Extract the full listing verbatim and drop any pictures from your copy.

════════

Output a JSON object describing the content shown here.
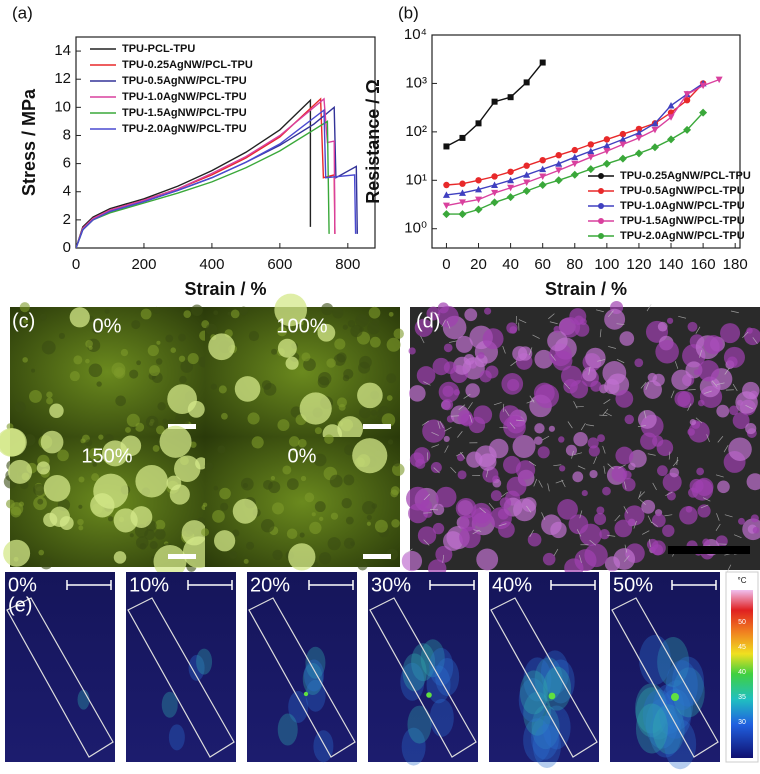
{
  "chart_data": [
    {
      "type": "line",
      "panel": "(a)",
      "xlabel": "Strain / %",
      "ylabel": "Stress / MPa",
      "xlim": [
        0,
        880
      ],
      "xticks": [
        0,
        200,
        400,
        600,
        800
      ],
      "ylim": [
        0,
        15
      ],
      "yticks": [
        0,
        2,
        4,
        6,
        8,
        10,
        12,
        14
      ],
      "legend": "upper left",
      "markers": false,
      "series": [
        {
          "name": "TPU-PCL-TPU",
          "color": "#222222",
          "x": [
            0,
            20,
            50,
            100,
            200,
            300,
            400,
            500,
            600,
            690,
            690
          ],
          "values": [
            0,
            1.5,
            2.2,
            2.8,
            3.5,
            4.4,
            5.5,
            6.8,
            8.4,
            10.5,
            1.5
          ]
        },
        {
          "name": "TPU-0.25AgNW/PCL-TPU",
          "color": "#e8292a",
          "x": [
            0,
            20,
            50,
            100,
            200,
            300,
            400,
            500,
            600,
            720,
            728,
            760,
            762
          ],
          "values": [
            0,
            1.4,
            2.1,
            2.7,
            3.4,
            4.2,
            5.2,
            6.4,
            7.9,
            10.6,
            5,
            5.2,
            1
          ]
        },
        {
          "name": "TPU-0.5AgNW/PCL-TPU",
          "color": "#333399",
          "x": [
            0,
            20,
            50,
            100,
            200,
            300,
            400,
            500,
            600,
            700,
            760,
            765,
            825,
            828
          ],
          "values": [
            0,
            1.3,
            2,
            2.6,
            3.3,
            4.1,
            5,
            6.1,
            7.3,
            8.8,
            10,
            5,
            5.8,
            1
          ]
        },
        {
          "name": "TPU-1.0AgNW/PCL-TPU",
          "color": "#d9409e",
          "x": [
            0,
            20,
            50,
            100,
            200,
            300,
            400,
            500,
            600,
            730,
            740,
            760,
            762
          ],
          "values": [
            0,
            1.4,
            2.1,
            2.7,
            3.4,
            4.2,
            5.3,
            6.5,
            8,
            10.6,
            7.5,
            7.6,
            1
          ]
        },
        {
          "name": "TPU-1.5AgNW/PCL-TPU",
          "color": "#3aa83a",
          "x": [
            0,
            20,
            50,
            100,
            200,
            300,
            400,
            500,
            600,
            740,
            745
          ],
          "values": [
            0,
            1.3,
            2,
            2.5,
            3.2,
            3.9,
            4.7,
            5.7,
            6.9,
            9,
            1
          ]
        },
        {
          "name": "TPU-2.0AgNW/PCL-TPU",
          "color": "#4a4ad0",
          "x": [
            0,
            20,
            50,
            100,
            200,
            300,
            400,
            500,
            600,
            730,
            735,
            820,
            823
          ],
          "values": [
            0,
            1.3,
            2,
            2.6,
            3.3,
            4.1,
            5,
            6.1,
            7.4,
            9.8,
            5,
            5.2,
            1
          ]
        }
      ]
    },
    {
      "type": "line",
      "panel": "(b)",
      "xlabel": "Strain / %",
      "ylabel": "Resistance / Ω",
      "xlim": [
        -9,
        183
      ],
      "xticks": [
        0,
        20,
        40,
        60,
        80,
        100,
        120,
        140,
        160,
        180
      ],
      "ylim": [
        0.4,
        10000
      ],
      "log": true,
      "yticks": [
        {
          "value": 1,
          "label": "10⁰"
        },
        {
          "value": 10,
          "label": "10¹"
        },
        {
          "value": 100,
          "label": "10²"
        },
        {
          "value": 1000,
          "label": "10³"
        },
        {
          "value": 10000,
          "label": "10⁴"
        }
      ],
      "legend": "lower right",
      "markers": true,
      "series": [
        {
          "name": "TPU-0.25AgNW/PCL-TPU",
          "color": "#111111",
          "x": [
            0,
            10,
            20,
            30,
            40,
            50,
            60
          ],
          "values": [
            50,
            75,
            150,
            420,
            520,
            1050,
            2700
          ]
        },
        {
          "name": "TPU-0.5AgNW/PCL-TPU",
          "color": "#e8292a",
          "x": [
            0,
            10,
            20,
            30,
            40,
            50,
            60,
            70,
            80,
            90,
            100,
            110,
            120,
            130,
            140,
            150,
            160
          ],
          "values": [
            8,
            8.5,
            10,
            12,
            15,
            20,
            26,
            33,
            42,
            55,
            70,
            90,
            115,
            150,
            250,
            450,
            1000
          ]
        },
        {
          "name": "TPU-1.0AgNW/PCL-TPU",
          "color": "#4040c0",
          "x": [
            0,
            10,
            20,
            30,
            40,
            50,
            60,
            70,
            80,
            90,
            100,
            110,
            120,
            130,
            140,
            150,
            160
          ],
          "values": [
            5,
            5.5,
            6.5,
            8,
            10,
            13,
            17,
            22,
            30,
            40,
            52,
            70,
            95,
            150,
            350,
            600,
            1000
          ]
        },
        {
          "name": "TPU-1.5AgNW/PCL-TPU",
          "color": "#d9409e",
          "x": [
            0,
            10,
            20,
            30,
            40,
            50,
            60,
            70,
            80,
            90,
            100,
            110,
            120,
            130,
            140,
            150,
            160,
            170
          ],
          "values": [
            3,
            3.5,
            4,
            5.5,
            7,
            9,
            12,
            16,
            22,
            30,
            40,
            55,
            75,
            110,
            200,
            600,
            900,
            1200
          ]
        },
        {
          "name": "TPU-2.0AgNW/PCL-TPU",
          "color": "#3aa83a",
          "x": [
            0,
            10,
            20,
            30,
            40,
            50,
            60,
            70,
            80,
            90,
            100,
            110,
            120,
            130,
            140,
            150,
            160
          ],
          "values": [
            2,
            2,
            2.5,
            3.5,
            4.5,
            6,
            8,
            10,
            13,
            17,
            22,
            28,
            36,
            48,
            70,
            110,
            250
          ]
        }
      ]
    }
  ],
  "panel_c": {
    "label": "(c)",
    "tiles": [
      "0%",
      "100%",
      "150%",
      "0%"
    ]
  },
  "panel_d": {
    "label": "(d)"
  },
  "panel_e": {
    "label": "(e)",
    "tiles": [
      "0%",
      "10%",
      "20%",
      "30%",
      "40%",
      "50%"
    ],
    "colorbar": {
      "unit": "°C",
      "ticks": [
        "50",
        "45",
        "40",
        "35",
        "30"
      ]
    }
  }
}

════════

Full solution
Output a JSON object describing the content shown here.
{
  "chart_data": [
    {
      "type": "line",
      "panel": "(a)",
      "xlabel": "Strain / %",
      "ylabel": "Stress / MPa",
      "xlim": [
        0,
        880
      ],
      "xticks": [
        0,
        200,
        400,
        600,
        800
      ],
      "ylim": [
        0,
        15
      ],
      "yticks": [
        0,
        2,
        4,
        6,
        8,
        10,
        12,
        14
      ],
      "legend": "upper left",
      "markers": false,
      "series": [
        {
          "name": "TPU-PCL-TPU",
          "color": "#222222",
          "x": [
            0,
            20,
            50,
            100,
            200,
            300,
            400,
            500,
            600,
            690,
            690
          ],
          "values": [
            0,
            1.5,
            2.2,
            2.8,
            3.5,
            4.4,
            5.5,
            6.8,
            8.4,
            10.5,
            1.5
          ]
        },
        {
          "name": "TPU-0.25AgNW/PCL-TPU",
          "color": "#e8292a",
          "x": [
            0,
            20,
            50,
            100,
            200,
            300,
            400,
            500,
            600,
            720,
            728,
            760,
            762
          ],
          "values": [
            0,
            1.4,
            2.1,
            2.7,
            3.4,
            4.2,
            5.2,
            6.4,
            7.9,
            10.6,
            5,
            5.2,
            1
          ]
        },
        {
          "name": "TPU-0.5AgNW/PCL-TPU",
          "color": "#333399",
          "x": [
            0,
            20,
            50,
            100,
            200,
            300,
            400,
            500,
            600,
            700,
            760,
            765,
            825,
            828
          ],
          "values": [
            0,
            1.3,
            2,
            2.6,
            3.3,
            4.1,
            5,
            6.1,
            7.3,
            8.8,
            10,
            5,
            5.8,
            1
          ]
        },
        {
          "name": "TPU-1.0AgNW/PCL-TPU",
          "color": "#d9409e",
          "x": [
            0,
            20,
            50,
            100,
            200,
            300,
            400,
            500,
            600,
            730,
            740,
            760,
            762
          ],
          "values": [
            0,
            1.4,
            2.1,
            2.7,
            3.4,
            4.2,
            5.3,
            6.5,
            8,
            10.6,
            7.5,
            7.6,
            1
          ]
        },
        {
          "name": "TPU-1.5AgNW/PCL-TPU",
          "color": "#3aa83a",
          "x": [
            0,
            20,
            50,
            100,
            200,
            300,
            400,
            500,
            600,
            740,
            745
          ],
          "values": [
            0,
            1.3,
            2,
            2.5,
            3.2,
            3.9,
            4.7,
            5.7,
            6.9,
            9,
            1
          ]
        },
        {
          "name": "TPU-2.0AgNW/PCL-TPU",
          "color": "#4a4ad0",
          "x": [
            0,
            20,
            50,
            100,
            200,
            300,
            400,
            500,
            600,
            730,
            735,
            820,
            823
          ],
          "values": [
            0,
            1.3,
            2,
            2.6,
            3.3,
            4.1,
            5,
            6.1,
            7.4,
            9.8,
            5,
            5.2,
            1
          ]
        }
      ]
    },
    {
      "type": "line",
      "panel": "(b)",
      "xlabel": "Strain / %",
      "ylabel": "Resistance / Ω",
      "xlim": [
        -9,
        183
      ],
      "xticks": [
        0,
        20,
        40,
        60,
        80,
        100,
        120,
        140,
        160,
        180
      ],
      "ylim": [
        0.4,
        10000
      ],
      "log": true,
      "yticks": [
        {
          "value": 1,
          "label": "10⁰"
        },
        {
          "value": 10,
          "label": "10¹"
        },
        {
          "value": 100,
          "label": "10²"
        },
        {
          "value": 1000,
          "label": "10³"
        },
        {
          "value": 10000,
          "label": "10⁴"
        }
      ],
      "legend": "lower right",
      "markers": true,
      "series": [
        {
          "name": "TPU-0.25AgNW/PCL-TPU",
          "color": "#111111",
          "x": [
            0,
            10,
            20,
            30,
            40,
            50,
            60
          ],
          "values": [
            50,
            75,
            150,
            420,
            520,
            1050,
            2700
          ]
        },
        {
          "name": "TPU-0.5AgNW/PCL-TPU",
          "color": "#e8292a",
          "x": [
            0,
            10,
            20,
            30,
            40,
            50,
            60,
            70,
            80,
            90,
            100,
            110,
            120,
            130,
            140,
            150,
            160
          ],
          "values": [
            8,
            8.5,
            10,
            12,
            15,
            20,
            26,
            33,
            42,
            55,
            70,
            90,
            115,
            150,
            250,
            450,
            1000
          ]
        },
        {
          "name": "TPU-1.0AgNW/PCL-TPU",
          "color": "#4040c0",
          "x": [
            0,
            10,
            20,
            30,
            40,
            50,
            60,
            70,
            80,
            90,
            100,
            110,
            120,
            130,
            140,
            150,
            160
          ],
          "values": [
            5,
            5.5,
            6.5,
            8,
            10,
            13,
            17,
            22,
            30,
            40,
            52,
            70,
            95,
            150,
            350,
            600,
            1000
          ]
        },
        {
          "name": "TPU-1.5AgNW/PCL-TPU",
          "color": "#d9409e",
          "x": [
            0,
            10,
            20,
            30,
            40,
            50,
            60,
            70,
            80,
            90,
            100,
            110,
            120,
            130,
            140,
            150,
            160,
            170
          ],
          "values": [
            3,
            3.5,
            4,
            5.5,
            7,
            9,
            12,
            16,
            22,
            30,
            40,
            55,
            75,
            110,
            200,
            600,
            900,
            1200
          ]
        },
        {
          "name": "TPU-2.0AgNW/PCL-TPU",
          "color": "#3aa83a",
          "x": [
            0,
            10,
            20,
            30,
            40,
            50,
            60,
            70,
            80,
            90,
            100,
            110,
            120,
            130,
            140,
            150,
            160
          ],
          "values": [
            2,
            2,
            2.5,
            3.5,
            4.5,
            6,
            8,
            10,
            13,
            17,
            22,
            28,
            36,
            48,
            70,
            110,
            250
          ]
        }
      ]
    }
  ],
  "panel_c": {
    "label": "(c)",
    "tiles": [
      "0%",
      "100%",
      "150%",
      "0%"
    ]
  },
  "panel_d": {
    "label": "(d)"
  },
  "panel_e": {
    "label": "(e)",
    "tiles": [
      "0%",
      "10%",
      "20%",
      "30%",
      "40%",
      "50%"
    ],
    "colorbar": {
      "unit": "°C",
      "ticks": [
        "50",
        "45",
        "40",
        "35",
        "30"
      ]
    }
  }
}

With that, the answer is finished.